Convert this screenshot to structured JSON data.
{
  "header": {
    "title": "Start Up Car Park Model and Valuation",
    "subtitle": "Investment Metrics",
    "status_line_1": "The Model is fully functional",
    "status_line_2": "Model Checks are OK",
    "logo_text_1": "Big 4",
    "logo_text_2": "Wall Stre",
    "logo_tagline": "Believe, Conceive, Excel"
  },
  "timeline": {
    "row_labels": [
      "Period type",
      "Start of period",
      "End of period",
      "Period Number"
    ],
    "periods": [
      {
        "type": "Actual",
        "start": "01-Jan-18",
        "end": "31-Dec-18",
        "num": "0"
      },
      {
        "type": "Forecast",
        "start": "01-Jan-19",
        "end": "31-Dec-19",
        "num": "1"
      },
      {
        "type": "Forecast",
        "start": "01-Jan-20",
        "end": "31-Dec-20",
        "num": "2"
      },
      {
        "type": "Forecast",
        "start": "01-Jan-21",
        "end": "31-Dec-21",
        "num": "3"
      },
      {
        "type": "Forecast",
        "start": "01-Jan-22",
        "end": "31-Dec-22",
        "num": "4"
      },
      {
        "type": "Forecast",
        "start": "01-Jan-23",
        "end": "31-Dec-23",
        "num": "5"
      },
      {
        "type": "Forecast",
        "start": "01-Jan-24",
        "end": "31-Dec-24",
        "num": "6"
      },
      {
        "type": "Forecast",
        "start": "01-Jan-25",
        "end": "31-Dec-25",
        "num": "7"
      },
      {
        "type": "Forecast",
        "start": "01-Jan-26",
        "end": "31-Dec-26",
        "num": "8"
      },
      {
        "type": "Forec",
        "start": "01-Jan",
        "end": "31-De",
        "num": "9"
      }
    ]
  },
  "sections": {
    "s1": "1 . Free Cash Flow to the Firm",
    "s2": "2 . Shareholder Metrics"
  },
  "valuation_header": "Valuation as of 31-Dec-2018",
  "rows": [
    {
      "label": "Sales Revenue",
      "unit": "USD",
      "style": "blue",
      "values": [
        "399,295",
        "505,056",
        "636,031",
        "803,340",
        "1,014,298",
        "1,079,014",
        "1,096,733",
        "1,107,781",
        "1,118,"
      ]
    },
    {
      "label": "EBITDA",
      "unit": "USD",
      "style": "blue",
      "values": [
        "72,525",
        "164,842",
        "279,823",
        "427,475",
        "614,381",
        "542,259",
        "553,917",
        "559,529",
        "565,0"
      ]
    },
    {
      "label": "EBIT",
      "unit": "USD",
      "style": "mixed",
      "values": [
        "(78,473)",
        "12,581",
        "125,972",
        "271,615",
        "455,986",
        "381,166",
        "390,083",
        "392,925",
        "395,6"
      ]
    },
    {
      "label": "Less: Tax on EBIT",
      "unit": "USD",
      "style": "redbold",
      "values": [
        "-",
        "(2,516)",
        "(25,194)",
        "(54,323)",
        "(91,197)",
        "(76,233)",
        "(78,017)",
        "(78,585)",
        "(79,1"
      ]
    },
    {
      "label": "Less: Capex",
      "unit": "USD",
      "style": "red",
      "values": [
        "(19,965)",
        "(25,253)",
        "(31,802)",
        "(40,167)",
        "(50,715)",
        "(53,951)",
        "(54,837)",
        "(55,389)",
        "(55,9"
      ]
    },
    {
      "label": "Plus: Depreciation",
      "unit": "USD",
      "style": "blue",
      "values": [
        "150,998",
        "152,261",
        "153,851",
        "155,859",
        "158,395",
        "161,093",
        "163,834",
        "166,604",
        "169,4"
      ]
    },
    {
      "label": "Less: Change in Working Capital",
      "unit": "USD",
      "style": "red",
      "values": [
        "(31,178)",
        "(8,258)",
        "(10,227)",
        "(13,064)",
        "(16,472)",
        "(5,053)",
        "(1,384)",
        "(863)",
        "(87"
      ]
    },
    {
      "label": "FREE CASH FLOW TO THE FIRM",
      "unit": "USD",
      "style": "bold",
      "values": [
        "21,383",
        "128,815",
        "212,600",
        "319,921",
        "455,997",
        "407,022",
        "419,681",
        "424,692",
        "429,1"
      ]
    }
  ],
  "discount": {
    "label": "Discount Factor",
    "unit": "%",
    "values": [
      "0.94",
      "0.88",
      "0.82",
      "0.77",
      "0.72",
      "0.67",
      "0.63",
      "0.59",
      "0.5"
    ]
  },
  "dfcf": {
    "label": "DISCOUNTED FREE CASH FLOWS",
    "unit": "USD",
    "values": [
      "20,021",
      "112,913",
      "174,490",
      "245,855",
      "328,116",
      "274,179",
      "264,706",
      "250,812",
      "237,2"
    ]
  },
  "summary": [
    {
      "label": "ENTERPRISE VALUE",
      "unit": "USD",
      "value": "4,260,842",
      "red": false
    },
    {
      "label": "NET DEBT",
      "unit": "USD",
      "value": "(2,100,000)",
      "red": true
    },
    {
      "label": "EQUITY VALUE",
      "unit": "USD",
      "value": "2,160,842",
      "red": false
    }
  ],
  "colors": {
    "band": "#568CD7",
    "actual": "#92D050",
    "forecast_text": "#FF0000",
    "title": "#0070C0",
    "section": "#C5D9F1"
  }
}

Your instructions — Copy out each record, keeping every word as it is.

Task result —
Convert this screenshot to structured JSON data.
{
  "header": {
    "title": "Start Up Car Park Model and Valuation",
    "subtitle": "Investment Metrics",
    "status_line_1": "The Model is fully functional",
    "status_line_2": "Model Checks are OK",
    "logo_text_1": "Big 4",
    "logo_text_2": "Wall Stre",
    "logo_tagline": "Believe, Conceive, Excel"
  },
  "timeline": {
    "row_labels": [
      "Period type",
      "Start of period",
      "End of period",
      "Period Number"
    ],
    "periods": [
      {
        "type": "Actual",
        "start": "01-Jan-18",
        "end": "31-Dec-18",
        "num": "0"
      },
      {
        "type": "Forecast",
        "start": "01-Jan-19",
        "end": "31-Dec-19",
        "num": "1"
      },
      {
        "type": "Forecast",
        "start": "01-Jan-20",
        "end": "31-Dec-20",
        "num": "2"
      },
      {
        "type": "Forecast",
        "start": "01-Jan-21",
        "end": "31-Dec-21",
        "num": "3"
      },
      {
        "type": "Forecast",
        "start": "01-Jan-22",
        "end": "31-Dec-22",
        "num": "4"
      },
      {
        "type": "Forecast",
        "start": "01-Jan-23",
        "end": "31-Dec-23",
        "num": "5"
      },
      {
        "type": "Forecast",
        "start": "01-Jan-24",
        "end": "31-Dec-24",
        "num": "6"
      },
      {
        "type": "Forecast",
        "start": "01-Jan-25",
        "end": "31-Dec-25",
        "num": "7"
      },
      {
        "type": "Forecast",
        "start": "01-Jan-26",
        "end": "31-Dec-26",
        "num": "8"
      },
      {
        "type": "Forec",
        "start": "01-Jan",
        "end": "31-De",
        "num": "9"
      }
    ]
  },
  "sections": {
    "s1": "1 . Free Cash Flow to the Firm",
    "s2": "2 . Shareholder Metrics"
  },
  "valuation_header": "Valuation as of 31-Dec-2018",
  "rows": [
    {
      "label": "Sales Revenue",
      "unit": "USD",
      "style": "blue",
      "values": [
        "399,295",
        "505,056",
        "636,031",
        "803,340",
        "1,014,298",
        "1,079,014",
        "1,096,733",
        "1,107,781",
        "1,118,"
      ]
    },
    {
      "label": "EBITDA",
      "unit": "USD",
      "style": "blue",
      "values": [
        "72,525",
        "164,842",
        "279,823",
        "427,475",
        "614,381",
        "542,259",
        "553,917",
        "559,529",
        "565,0"
      ]
    },
    {
      "label": "EBIT",
      "unit": "USD",
      "style": "mixed",
      "values": [
        "(78,473)",
        "12,581",
        "125,972",
        "271,615",
        "455,986",
        "381,166",
        "390,083",
        "392,925",
        "395,6"
      ]
    },
    {
      "label": "Less: Tax on EBIT",
      "unit": "USD",
      "style": "redbold",
      "values": [
        "-",
        "(2,516)",
        "(25,194)",
        "(54,323)",
        "(91,197)",
        "(76,233)",
        "(78,017)",
        "(78,585)",
        "(79,1"
      ]
    },
    {
      "label": "Less: Capex",
      "unit": "USD",
      "style": "red",
      "values": [
        "(19,965)",
        "(25,253)",
        "(31,802)",
        "(40,167)",
        "(50,715)",
        "(53,951)",
        "(54,837)",
        "(55,389)",
        "(55,9"
      ]
    },
    {
      "label": "Plus: Depreciation",
      "unit": "USD",
      "style": "blue",
      "values": [
        "150,998",
        "152,261",
        "153,851",
        "155,859",
        "158,395",
        "161,093",
        "163,834",
        "166,604",
        "169,4"
      ]
    },
    {
      "label": "Less: Change in Working Capital",
      "unit": "USD",
      "style": "red",
      "values": [
        "(31,178)",
        "(8,258)",
        "(10,227)",
        "(13,064)",
        "(16,472)",
        "(5,053)",
        "(1,384)",
        "(863)",
        "(87"
      ]
    },
    {
      "label": "FREE CASH FLOW TO THE FIRM",
      "unit": "USD",
      "style": "bold",
      "values": [
        "21,383",
        "128,815",
        "212,600",
        "319,921",
        "455,997",
        "407,022",
        "419,681",
        "424,692",
        "429,1"
      ]
    }
  ],
  "discount": {
    "label": "Discount Factor",
    "unit": "%",
    "values": [
      "0.94",
      "0.88",
      "0.82",
      "0.77",
      "0.72",
      "0.67",
      "0.63",
      "0.59",
      "0.5"
    ]
  },
  "dfcf": {
    "label": "DISCOUNTED FREE CASH FLOWS",
    "unit": "USD",
    "values": [
      "20,021",
      "112,913",
      "174,490",
      "245,855",
      "328,116",
      "274,179",
      "264,706",
      "250,812",
      "237,2"
    ]
  },
  "summary": [
    {
      "label": "ENTERPRISE VALUE",
      "unit": "USD",
      "value": "4,260,842",
      "red": false
    },
    {
      "label": "NET DEBT",
      "unit": "USD",
      "value": "(2,100,000)",
      "red": true
    },
    {
      "label": "EQUITY VALUE",
      "unit": "USD",
      "value": "2,160,842",
      "red": false
    }
  ],
  "colors": {
    "band": "#568CD7",
    "actual": "#92D050",
    "forecast_text": "#FF0000",
    "title": "#0070C0",
    "section": "#C5D9F1"
  }
}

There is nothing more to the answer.